Exercise prompt:
Within the records that follow, determine how many lines include the word "count". State the number and nothing further.

Data to use:
"""
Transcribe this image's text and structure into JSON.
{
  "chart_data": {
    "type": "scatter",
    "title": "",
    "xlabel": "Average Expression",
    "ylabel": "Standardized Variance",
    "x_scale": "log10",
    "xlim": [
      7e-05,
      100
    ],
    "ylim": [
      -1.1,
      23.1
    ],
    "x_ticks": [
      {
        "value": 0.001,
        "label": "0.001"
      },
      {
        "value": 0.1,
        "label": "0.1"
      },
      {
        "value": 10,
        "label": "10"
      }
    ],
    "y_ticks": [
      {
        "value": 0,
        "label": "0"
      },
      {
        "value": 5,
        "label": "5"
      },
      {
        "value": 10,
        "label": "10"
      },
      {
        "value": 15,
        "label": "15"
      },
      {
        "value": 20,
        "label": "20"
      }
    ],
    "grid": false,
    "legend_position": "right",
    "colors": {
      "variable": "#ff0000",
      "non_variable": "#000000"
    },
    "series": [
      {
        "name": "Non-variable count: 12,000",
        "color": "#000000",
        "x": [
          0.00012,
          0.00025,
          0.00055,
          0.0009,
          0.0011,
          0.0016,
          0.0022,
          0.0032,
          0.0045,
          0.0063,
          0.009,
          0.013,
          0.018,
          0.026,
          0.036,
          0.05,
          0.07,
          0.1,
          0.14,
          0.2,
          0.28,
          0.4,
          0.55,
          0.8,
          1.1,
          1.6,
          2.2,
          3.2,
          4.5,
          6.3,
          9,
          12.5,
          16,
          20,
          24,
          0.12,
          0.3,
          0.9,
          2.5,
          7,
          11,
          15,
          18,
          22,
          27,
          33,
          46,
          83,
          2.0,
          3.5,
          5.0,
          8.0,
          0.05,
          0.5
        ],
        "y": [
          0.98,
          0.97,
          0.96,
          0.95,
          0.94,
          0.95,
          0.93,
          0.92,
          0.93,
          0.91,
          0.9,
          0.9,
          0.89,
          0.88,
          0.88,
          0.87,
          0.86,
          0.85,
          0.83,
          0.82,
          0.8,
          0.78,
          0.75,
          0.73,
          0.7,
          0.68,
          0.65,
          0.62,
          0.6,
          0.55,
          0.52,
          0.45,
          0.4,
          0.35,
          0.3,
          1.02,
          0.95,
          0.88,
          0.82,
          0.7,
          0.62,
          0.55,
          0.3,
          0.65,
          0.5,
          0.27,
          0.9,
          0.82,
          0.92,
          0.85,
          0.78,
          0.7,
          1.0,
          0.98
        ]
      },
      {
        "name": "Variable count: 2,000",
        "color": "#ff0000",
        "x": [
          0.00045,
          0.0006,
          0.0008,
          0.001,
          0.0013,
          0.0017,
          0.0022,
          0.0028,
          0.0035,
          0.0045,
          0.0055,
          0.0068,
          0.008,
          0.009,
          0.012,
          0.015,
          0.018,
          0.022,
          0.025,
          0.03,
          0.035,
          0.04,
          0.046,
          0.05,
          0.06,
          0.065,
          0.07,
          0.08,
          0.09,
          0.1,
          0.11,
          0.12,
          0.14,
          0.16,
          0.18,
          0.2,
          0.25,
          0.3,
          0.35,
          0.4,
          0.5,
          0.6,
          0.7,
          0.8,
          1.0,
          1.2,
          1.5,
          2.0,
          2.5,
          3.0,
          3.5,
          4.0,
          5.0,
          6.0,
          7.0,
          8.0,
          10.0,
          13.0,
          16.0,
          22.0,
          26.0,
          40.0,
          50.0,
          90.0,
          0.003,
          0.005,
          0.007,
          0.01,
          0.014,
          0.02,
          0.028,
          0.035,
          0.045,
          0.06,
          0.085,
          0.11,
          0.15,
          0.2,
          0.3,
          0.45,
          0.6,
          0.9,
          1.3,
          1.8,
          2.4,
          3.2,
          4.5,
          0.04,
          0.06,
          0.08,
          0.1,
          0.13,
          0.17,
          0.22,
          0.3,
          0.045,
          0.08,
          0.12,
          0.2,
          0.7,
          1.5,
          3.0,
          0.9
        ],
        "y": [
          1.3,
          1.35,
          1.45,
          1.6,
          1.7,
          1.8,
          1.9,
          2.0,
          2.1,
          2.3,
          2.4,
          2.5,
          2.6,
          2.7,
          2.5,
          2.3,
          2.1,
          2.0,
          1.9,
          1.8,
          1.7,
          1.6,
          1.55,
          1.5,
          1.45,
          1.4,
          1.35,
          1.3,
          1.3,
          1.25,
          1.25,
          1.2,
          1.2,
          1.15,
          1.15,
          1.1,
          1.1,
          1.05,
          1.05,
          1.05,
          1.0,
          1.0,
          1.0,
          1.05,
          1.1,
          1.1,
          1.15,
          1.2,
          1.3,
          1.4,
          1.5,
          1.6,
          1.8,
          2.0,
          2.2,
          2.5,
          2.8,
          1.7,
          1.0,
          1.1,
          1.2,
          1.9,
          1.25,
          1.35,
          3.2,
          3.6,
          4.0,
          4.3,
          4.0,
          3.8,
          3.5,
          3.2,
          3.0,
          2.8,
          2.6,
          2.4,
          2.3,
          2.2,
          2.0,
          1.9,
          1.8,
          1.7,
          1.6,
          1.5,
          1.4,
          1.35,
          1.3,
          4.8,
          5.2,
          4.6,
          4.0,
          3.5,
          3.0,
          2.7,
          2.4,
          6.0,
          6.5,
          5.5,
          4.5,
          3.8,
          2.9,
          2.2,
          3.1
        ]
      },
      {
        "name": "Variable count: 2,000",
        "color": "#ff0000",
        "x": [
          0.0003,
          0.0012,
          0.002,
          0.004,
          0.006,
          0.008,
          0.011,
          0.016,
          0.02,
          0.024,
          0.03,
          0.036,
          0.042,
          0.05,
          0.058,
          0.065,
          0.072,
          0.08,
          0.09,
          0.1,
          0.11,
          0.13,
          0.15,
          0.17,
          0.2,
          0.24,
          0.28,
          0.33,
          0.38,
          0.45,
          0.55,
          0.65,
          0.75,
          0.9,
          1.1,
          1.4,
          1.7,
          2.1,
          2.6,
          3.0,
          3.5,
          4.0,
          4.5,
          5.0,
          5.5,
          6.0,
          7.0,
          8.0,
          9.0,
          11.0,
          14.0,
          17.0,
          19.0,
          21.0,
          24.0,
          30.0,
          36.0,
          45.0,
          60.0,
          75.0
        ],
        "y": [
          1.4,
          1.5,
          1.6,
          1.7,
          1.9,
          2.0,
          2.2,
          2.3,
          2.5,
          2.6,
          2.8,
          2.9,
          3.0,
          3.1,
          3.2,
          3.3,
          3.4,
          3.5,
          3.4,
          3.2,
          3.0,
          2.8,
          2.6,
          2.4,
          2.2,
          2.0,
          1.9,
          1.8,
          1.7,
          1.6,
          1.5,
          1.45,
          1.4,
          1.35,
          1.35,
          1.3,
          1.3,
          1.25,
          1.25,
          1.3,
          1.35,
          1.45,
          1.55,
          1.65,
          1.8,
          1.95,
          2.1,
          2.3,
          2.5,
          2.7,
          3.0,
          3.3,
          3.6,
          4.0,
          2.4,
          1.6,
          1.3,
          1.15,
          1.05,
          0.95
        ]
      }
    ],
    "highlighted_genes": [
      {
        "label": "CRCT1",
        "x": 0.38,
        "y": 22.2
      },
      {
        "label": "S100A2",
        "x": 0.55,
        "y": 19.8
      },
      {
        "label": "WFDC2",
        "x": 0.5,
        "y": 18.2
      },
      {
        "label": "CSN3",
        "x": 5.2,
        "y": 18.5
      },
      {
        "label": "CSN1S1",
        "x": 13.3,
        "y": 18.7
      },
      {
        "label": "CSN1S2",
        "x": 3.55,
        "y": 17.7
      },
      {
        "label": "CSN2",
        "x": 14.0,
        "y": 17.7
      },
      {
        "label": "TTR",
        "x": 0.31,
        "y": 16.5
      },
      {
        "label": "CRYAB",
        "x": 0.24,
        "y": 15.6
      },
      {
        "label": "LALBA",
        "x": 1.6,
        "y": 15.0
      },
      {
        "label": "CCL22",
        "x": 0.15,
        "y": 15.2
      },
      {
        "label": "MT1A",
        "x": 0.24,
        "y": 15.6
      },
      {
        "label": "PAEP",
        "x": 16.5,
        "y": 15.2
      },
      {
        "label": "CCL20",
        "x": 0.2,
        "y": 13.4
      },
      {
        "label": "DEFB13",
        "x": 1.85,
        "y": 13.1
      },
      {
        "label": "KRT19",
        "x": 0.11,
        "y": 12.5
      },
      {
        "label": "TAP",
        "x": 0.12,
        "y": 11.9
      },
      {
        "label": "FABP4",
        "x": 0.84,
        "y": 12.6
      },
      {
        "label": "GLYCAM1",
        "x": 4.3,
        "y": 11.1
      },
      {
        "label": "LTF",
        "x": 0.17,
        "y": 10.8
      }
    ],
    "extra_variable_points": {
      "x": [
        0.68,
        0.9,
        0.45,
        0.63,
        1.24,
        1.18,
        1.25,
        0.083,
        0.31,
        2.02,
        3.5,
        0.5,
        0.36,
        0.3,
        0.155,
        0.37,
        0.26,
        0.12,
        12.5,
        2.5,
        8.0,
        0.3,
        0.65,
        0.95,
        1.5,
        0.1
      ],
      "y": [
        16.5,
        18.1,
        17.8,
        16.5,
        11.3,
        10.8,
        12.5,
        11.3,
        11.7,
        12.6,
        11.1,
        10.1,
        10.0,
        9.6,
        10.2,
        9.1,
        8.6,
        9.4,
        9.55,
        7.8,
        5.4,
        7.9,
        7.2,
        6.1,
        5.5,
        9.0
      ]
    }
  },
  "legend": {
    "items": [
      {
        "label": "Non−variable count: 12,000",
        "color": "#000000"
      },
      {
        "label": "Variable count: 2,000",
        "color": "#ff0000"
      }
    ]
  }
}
"""
Exercise result:
5